The request =
In the listing that follows, count each line containing the string "with" and report only the count.

········

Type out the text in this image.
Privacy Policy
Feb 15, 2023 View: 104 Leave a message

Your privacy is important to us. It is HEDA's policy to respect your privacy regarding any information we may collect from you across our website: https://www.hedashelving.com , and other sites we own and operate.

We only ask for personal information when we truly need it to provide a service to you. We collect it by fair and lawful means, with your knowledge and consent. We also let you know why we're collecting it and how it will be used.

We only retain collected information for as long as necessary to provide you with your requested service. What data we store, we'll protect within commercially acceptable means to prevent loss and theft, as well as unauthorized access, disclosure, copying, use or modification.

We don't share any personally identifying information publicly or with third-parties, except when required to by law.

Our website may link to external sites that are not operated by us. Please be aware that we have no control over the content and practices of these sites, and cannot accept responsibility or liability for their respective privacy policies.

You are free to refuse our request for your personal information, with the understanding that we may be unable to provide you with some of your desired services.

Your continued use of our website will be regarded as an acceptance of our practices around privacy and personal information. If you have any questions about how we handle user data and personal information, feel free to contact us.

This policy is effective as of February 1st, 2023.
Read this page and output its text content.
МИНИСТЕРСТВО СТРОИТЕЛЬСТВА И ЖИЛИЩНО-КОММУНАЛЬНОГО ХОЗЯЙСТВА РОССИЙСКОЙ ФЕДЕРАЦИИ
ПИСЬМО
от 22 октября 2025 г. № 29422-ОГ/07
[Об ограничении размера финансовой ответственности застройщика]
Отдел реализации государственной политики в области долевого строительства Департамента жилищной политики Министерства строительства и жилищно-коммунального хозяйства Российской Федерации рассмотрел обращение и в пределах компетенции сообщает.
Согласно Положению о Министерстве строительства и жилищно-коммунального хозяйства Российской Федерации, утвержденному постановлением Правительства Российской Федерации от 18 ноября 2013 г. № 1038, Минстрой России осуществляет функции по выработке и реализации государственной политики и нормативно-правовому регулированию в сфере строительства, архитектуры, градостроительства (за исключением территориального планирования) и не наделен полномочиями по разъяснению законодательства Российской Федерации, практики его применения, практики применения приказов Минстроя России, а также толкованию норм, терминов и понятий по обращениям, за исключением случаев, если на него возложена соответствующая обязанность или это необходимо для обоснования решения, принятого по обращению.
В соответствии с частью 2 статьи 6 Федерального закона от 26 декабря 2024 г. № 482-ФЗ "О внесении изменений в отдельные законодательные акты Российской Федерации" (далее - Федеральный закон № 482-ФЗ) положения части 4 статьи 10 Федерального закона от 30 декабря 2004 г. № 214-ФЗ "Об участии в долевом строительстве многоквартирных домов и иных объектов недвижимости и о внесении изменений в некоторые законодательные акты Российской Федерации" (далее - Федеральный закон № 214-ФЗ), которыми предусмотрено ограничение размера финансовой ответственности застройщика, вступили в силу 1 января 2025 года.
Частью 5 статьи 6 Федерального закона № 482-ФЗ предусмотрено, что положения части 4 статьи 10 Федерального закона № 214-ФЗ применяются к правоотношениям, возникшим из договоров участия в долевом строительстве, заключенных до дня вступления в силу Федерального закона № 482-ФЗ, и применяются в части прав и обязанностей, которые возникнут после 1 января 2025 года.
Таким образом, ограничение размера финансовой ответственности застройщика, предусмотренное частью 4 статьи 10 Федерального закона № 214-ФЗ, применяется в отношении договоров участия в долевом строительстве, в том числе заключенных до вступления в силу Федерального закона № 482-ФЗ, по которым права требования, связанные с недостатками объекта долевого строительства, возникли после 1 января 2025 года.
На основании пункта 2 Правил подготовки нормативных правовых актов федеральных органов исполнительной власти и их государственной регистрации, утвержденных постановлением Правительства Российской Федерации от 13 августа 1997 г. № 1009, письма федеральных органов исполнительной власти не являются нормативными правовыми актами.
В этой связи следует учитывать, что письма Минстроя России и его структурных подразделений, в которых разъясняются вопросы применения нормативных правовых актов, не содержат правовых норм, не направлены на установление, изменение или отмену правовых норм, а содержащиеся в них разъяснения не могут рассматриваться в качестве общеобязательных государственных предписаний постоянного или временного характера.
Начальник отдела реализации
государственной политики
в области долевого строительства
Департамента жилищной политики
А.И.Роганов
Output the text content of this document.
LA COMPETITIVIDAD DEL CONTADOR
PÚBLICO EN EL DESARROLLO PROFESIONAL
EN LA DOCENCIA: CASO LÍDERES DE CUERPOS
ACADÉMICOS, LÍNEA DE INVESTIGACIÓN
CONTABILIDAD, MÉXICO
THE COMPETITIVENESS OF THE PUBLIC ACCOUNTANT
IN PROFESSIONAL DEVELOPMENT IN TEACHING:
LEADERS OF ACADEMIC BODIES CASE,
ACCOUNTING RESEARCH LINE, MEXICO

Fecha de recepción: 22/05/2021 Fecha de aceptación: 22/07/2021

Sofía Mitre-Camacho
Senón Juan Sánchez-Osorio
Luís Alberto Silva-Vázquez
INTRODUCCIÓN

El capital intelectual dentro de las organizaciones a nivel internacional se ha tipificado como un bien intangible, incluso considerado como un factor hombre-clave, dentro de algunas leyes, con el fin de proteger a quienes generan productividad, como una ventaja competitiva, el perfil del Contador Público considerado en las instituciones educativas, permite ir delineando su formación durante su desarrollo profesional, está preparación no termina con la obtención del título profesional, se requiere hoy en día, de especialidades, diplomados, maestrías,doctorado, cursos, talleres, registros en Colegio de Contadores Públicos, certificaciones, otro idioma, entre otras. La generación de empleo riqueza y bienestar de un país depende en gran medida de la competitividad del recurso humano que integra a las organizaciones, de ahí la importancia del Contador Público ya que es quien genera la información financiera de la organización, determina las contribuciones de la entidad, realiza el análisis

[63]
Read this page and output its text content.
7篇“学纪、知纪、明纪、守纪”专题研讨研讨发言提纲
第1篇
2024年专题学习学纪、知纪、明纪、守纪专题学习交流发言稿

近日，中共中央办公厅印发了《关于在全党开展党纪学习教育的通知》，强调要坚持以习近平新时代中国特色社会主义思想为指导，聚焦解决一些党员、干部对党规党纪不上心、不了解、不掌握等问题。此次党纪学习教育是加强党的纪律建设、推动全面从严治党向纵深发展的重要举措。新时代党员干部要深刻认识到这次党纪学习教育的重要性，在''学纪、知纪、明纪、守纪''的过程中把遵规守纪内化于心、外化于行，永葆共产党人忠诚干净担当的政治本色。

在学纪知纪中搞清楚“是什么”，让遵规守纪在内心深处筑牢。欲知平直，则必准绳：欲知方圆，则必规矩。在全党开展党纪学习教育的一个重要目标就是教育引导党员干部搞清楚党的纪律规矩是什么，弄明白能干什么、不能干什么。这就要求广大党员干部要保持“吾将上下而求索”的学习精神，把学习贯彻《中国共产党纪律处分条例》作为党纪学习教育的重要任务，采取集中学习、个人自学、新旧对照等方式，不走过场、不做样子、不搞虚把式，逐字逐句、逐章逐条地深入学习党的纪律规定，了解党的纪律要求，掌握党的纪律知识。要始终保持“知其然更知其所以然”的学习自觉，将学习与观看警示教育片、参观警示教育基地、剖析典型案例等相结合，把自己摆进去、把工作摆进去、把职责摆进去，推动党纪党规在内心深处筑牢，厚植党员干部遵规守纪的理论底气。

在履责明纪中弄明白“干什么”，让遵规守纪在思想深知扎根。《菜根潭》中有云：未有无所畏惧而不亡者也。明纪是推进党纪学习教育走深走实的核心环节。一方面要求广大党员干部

········

Completed task =
4